▶ [Goal]: Every entry needs to be printed exactly, please.
>> START Supplied data
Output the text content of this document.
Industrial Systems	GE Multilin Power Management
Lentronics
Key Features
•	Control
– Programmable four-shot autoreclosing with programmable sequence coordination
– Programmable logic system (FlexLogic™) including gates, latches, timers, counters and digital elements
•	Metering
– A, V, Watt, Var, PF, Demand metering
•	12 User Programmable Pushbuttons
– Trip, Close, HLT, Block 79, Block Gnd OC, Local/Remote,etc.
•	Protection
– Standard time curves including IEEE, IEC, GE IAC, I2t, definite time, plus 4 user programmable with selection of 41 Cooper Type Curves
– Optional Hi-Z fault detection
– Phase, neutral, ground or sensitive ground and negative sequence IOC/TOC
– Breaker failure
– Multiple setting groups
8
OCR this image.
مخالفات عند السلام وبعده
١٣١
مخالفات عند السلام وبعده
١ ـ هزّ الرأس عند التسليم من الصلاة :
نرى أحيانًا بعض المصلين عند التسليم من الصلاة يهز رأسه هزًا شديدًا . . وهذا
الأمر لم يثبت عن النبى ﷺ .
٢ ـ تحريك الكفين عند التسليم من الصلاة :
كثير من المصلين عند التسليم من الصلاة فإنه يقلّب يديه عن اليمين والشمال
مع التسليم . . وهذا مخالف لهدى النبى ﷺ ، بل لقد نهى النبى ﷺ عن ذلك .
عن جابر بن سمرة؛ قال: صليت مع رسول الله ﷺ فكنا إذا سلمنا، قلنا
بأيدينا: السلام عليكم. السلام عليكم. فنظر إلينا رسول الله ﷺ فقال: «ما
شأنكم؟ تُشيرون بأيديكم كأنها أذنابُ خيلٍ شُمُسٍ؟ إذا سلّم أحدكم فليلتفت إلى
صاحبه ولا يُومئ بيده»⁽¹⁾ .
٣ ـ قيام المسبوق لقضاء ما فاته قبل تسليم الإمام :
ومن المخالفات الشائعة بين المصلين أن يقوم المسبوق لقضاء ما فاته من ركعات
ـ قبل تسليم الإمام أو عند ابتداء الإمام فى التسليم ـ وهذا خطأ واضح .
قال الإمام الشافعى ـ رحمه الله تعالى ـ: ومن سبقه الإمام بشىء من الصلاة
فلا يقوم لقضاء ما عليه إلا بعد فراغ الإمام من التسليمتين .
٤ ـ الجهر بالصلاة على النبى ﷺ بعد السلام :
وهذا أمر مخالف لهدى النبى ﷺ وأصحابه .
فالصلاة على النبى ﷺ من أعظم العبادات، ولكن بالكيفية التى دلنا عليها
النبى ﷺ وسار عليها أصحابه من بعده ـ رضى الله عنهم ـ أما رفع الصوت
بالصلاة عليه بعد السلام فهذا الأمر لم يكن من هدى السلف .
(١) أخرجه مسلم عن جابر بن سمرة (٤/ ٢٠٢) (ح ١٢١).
>> END Supplied data
▶ [Correct output]:
Output the text content of this document.
Industrial Systems	GE Multilin Power Management
Lentronics
Key Features
•	Control
– Programmable four-shot autoreclosing with programmable sequence coordination
– Programmable logic system (FlexLogic™) including gates, latches, timers, counters and digital elements
•	Metering
– A, V, Watt, Var, PF, Demand metering
•	12 User Programmable Pushbuttons
– Trip, Close, HLT, Block 79, Block Gnd OC, Local/Remote,etc.
•	Protection
– Standard time curves including IEEE, IEC, GE IAC, I2t, definite time, plus 4 user programmable with selection of 41 Cooper Type Curves
– Optional Hi-Z fault detection
– Phase, neutral, ground or sensitive ground and negative sequence IOC/TOC
– Breaker failure
– Multiple setting groups
8
OCR this image.
مخالفات عند السلام وبعده
١٣١
مخالفات عند السلام وبعده
١ ـ هزّ الرأس عند التسليم من الصلاة :
نرى أحيانًا بعض المصلين عند التسليم من الصلاة يهز رأسه هزًا شديدًا . . وهذا
الأمر لم يثبت عن النبى ﷺ .
٢ ـ تحريك الكفين عند التسليم من الصلاة :
كثير من المصلين عند التسليم من الصلاة فإنه يقلّب يديه عن اليمين والشمال
مع التسليم . . وهذا مخالف لهدى النبى ﷺ ، بل لقد نهى النبى ﷺ عن ذلك .
عن جابر بن سمرة؛ قال: صليت مع رسول الله ﷺ فكنا إذا سلمنا، قلنا
بأيدينا: السلام عليكم. السلام عليكم. فنظر إلينا رسول الله ﷺ فقال: «ما
شأنكم؟ تُشيرون بأيديكم كأنها أذنابُ خيلٍ شُمُسٍ؟ إذا سلّم أحدكم فليلتفت إلى
صاحبه ولا يُومئ بيده»⁽¹⁾ .
٣ ـ قيام المسبوق لقضاء ما فاته قبل تسليم الإمام :
ومن المخالفات الشائعة بين المصلين أن يقوم المسبوق لقضاء ما فاته من ركعات
ـ قبل تسليم الإمام أو عند ابتداء الإمام فى التسليم ـ وهذا خطأ واضح .
قال الإمام الشافعى ـ رحمه الله تعالى ـ: ومن سبقه الإمام بشىء من الصلاة
فلا يقوم لقضاء ما عليه إلا بعد فراغ الإمام من التسليمتين .
٤ ـ الجهر بالصلاة على النبى ﷺ بعد السلام :
وهذا أمر مخالف لهدى النبى ﷺ وأصحابه .
فالصلاة على النبى ﷺ من أعظم العبادات، ولكن بالكيفية التى دلنا عليها
النبى ﷺ وسار عليها أصحابه من بعده ـ رضى الله عنهم ـ أما رفع الصوت
بالصلاة عليه بعد السلام فهذا الأمر لم يكن من هدى السلف .
(١) أخرجه مسلم عن جابر بن سمرة (٤/ ٢٠٢) (ح ١٢١).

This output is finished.